(Figure record listings)

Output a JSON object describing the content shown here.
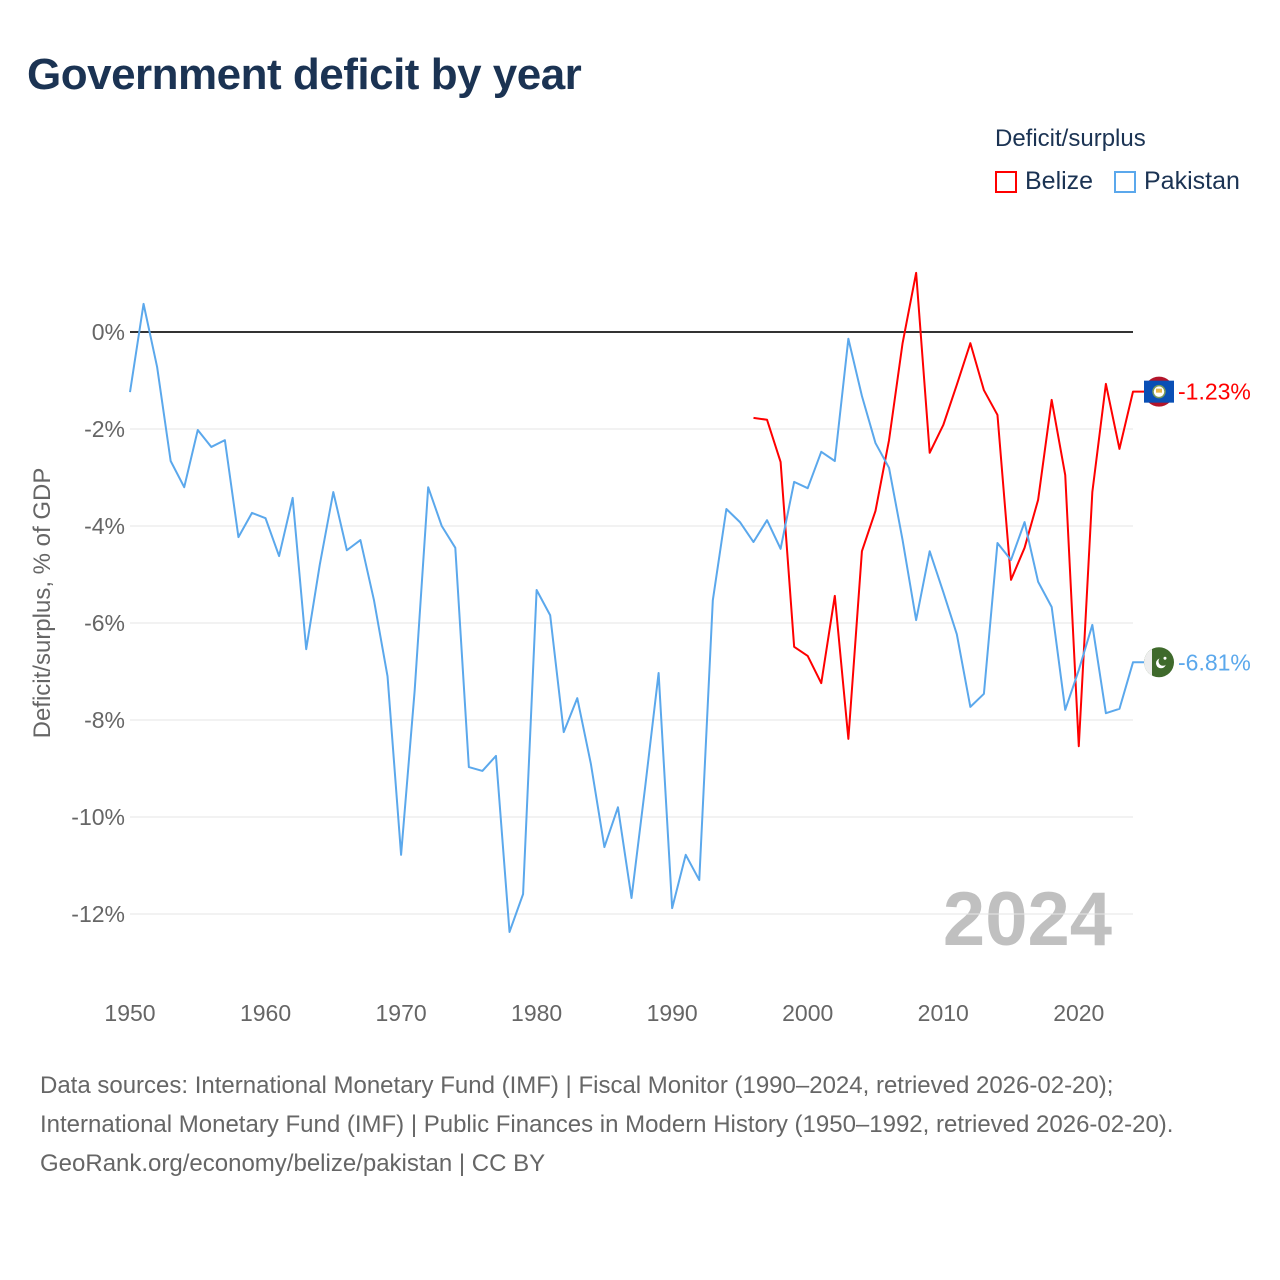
{
  "title": "Government deficit by year",
  "legend": {
    "title": "Deficit/surplus",
    "items": [
      {
        "name": "Belize",
        "color": "#ff0000"
      },
      {
        "name": "Pakistan",
        "color": "#5ba8ec"
      }
    ]
  },
  "footer": {
    "sources": "Data sources: International Monetary Fund (IMF) | Fiscal Monitor (1990–2024, retrieved 2026-02-20); International Monetary Fund (IMF) | Public Finances in Modern History (1950–1992, retrieved 2026-02-20).",
    "credit": "GeoRank.org/economy/belize/pakistan | CC BY"
  },
  "chart_data": {
    "type": "line",
    "title": "Government deficit by year",
    "ylabel": "Deficit/surplus, % of GDP",
    "xlabel": "",
    "xlim": [
      1950,
      2024
    ],
    "ylim": [
      -13.5,
      1.5
    ],
    "x_ticks": [
      1950,
      1960,
      1970,
      1980,
      1990,
      2000,
      2010,
      2020
    ],
    "y_ticks": [
      0,
      -2,
      -4,
      -6,
      -8,
      -10,
      -12
    ],
    "y_tick_labels": [
      "0%",
      "-2%",
      "-4%",
      "-6%",
      "-8%",
      "-10%",
      "-12%"
    ],
    "grid": true,
    "year_label": "2024",
    "series": [
      {
        "name": "Belize",
        "color": "#ff0000",
        "end_label": "-1.23%",
        "start_year": 1996,
        "values": [
          -1.77,
          -1.81,
          -2.68,
          -6.49,
          -6.68,
          -7.24,
          -5.44,
          -8.39,
          -4.52,
          -3.69,
          -2.23,
          -0.23,
          1.22,
          -2.49,
          -1.92,
          -1.09,
          -0.23,
          -1.2,
          -1.71,
          -5.11,
          -4.45,
          -3.46,
          -1.4,
          -2.95,
          -8.54,
          -3.3,
          -1.07,
          -2.41,
          -1.23
        ]
      },
      {
        "name": "Pakistan",
        "color": "#5ba8ec",
        "end_label": "-6.81%",
        "start_year": 1950,
        "values": [
          -1.24,
          0.58,
          -0.72,
          -2.66,
          -3.2,
          -2.02,
          -2.37,
          -2.23,
          -4.23,
          -3.73,
          -3.84,
          -4.62,
          -3.42,
          -6.54,
          -4.8,
          -3.3,
          -4.5,
          -4.29,
          -5.53,
          -7.1,
          -10.78,
          -7.4,
          -3.2,
          -4.0,
          -4.45,
          -8.97,
          -9.05,
          -8.74,
          -12.37,
          -11.59,
          -5.32,
          -5.84,
          -8.25,
          -7.55,
          -8.9,
          -10.62,
          -9.8,
          -11.67,
          -9.4,
          -7.03,
          -11.88,
          -10.78,
          -11.3,
          -5.53,
          -3.65,
          -3.92,
          -4.33,
          -3.88,
          -4.47,
          -3.09,
          -3.22,
          -2.47,
          -2.66,
          -0.14,
          -1.32,
          -2.29,
          -2.8,
          -4.29,
          -5.94,
          -4.52,
          -5.36,
          -6.23,
          -7.73,
          -7.46,
          -4.35,
          -4.7,
          -3.92,
          -5.15,
          -5.67,
          -7.79,
          -6.97,
          -6.04,
          -7.86,
          -7.77,
          -6.81
        ]
      }
    ]
  }
}
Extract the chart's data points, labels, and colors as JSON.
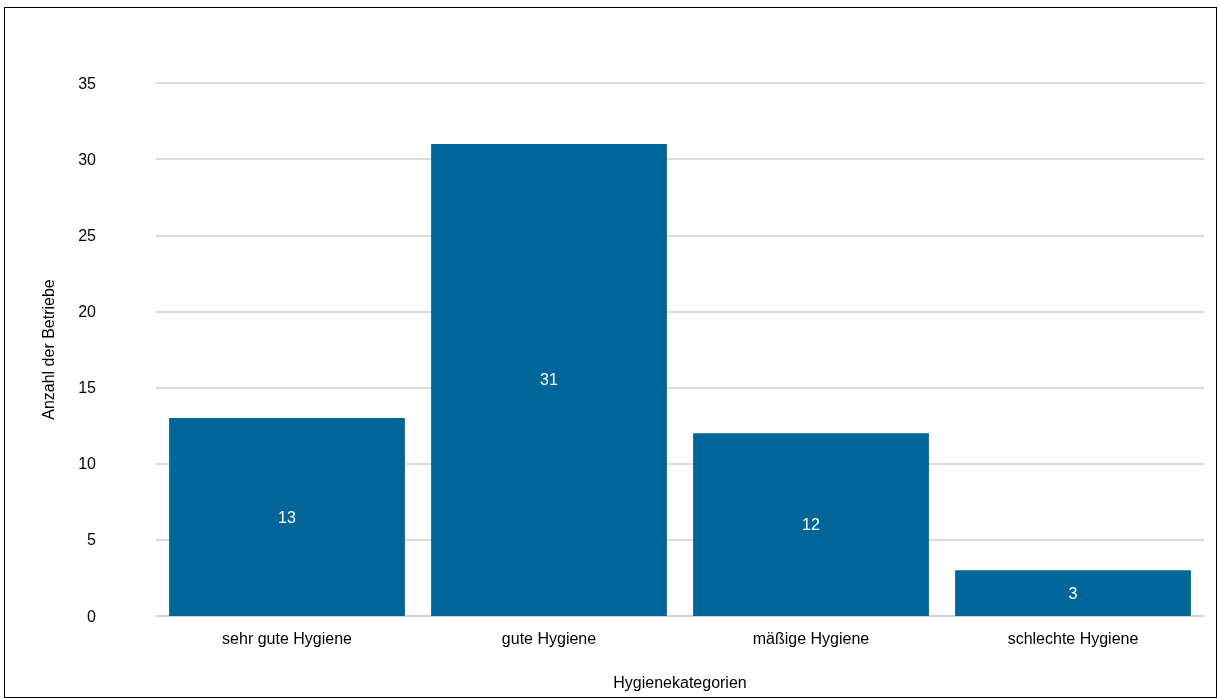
{
  "chart_data": {
    "type": "bar",
    "xlabel": "Hygienekategorien",
    "ylabel": "Anzahl der Betriebe",
    "categories": [
      "sehr gute Hygiene",
      "gute Hygiene",
      "mäßige Hygiene",
      "schlechte Hygiene"
    ],
    "values": [
      13,
      31,
      12,
      3
    ],
    "color": "#006699",
    "ylim": [
      0,
      35
    ],
    "yticks": [
      0,
      5,
      10,
      15,
      20,
      25,
      30,
      35
    ],
    "grid": "y",
    "data_labels": true
  }
}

Given task:
Beginning with the line containing "Extract the chart's" and ending with the last line of the material, output each line exactly; do not include pictures.

The output:
Extract the chart's data points, labels, and colors as JSON.
{
  "chart_data": {
    "type": "bar",
    "xlabel": "Hygienekategorien",
    "ylabel": "Anzahl der Betriebe",
    "categories": [
      "sehr gute Hygiene",
      "gute Hygiene",
      "mäßige Hygiene",
      "schlechte Hygiene"
    ],
    "values": [
      13,
      31,
      12,
      3
    ],
    "color": "#006699",
    "ylim": [
      0,
      35
    ],
    "yticks": [
      0,
      5,
      10,
      15,
      20,
      25,
      30,
      35
    ],
    "grid": "y",
    "data_labels": true
  }
}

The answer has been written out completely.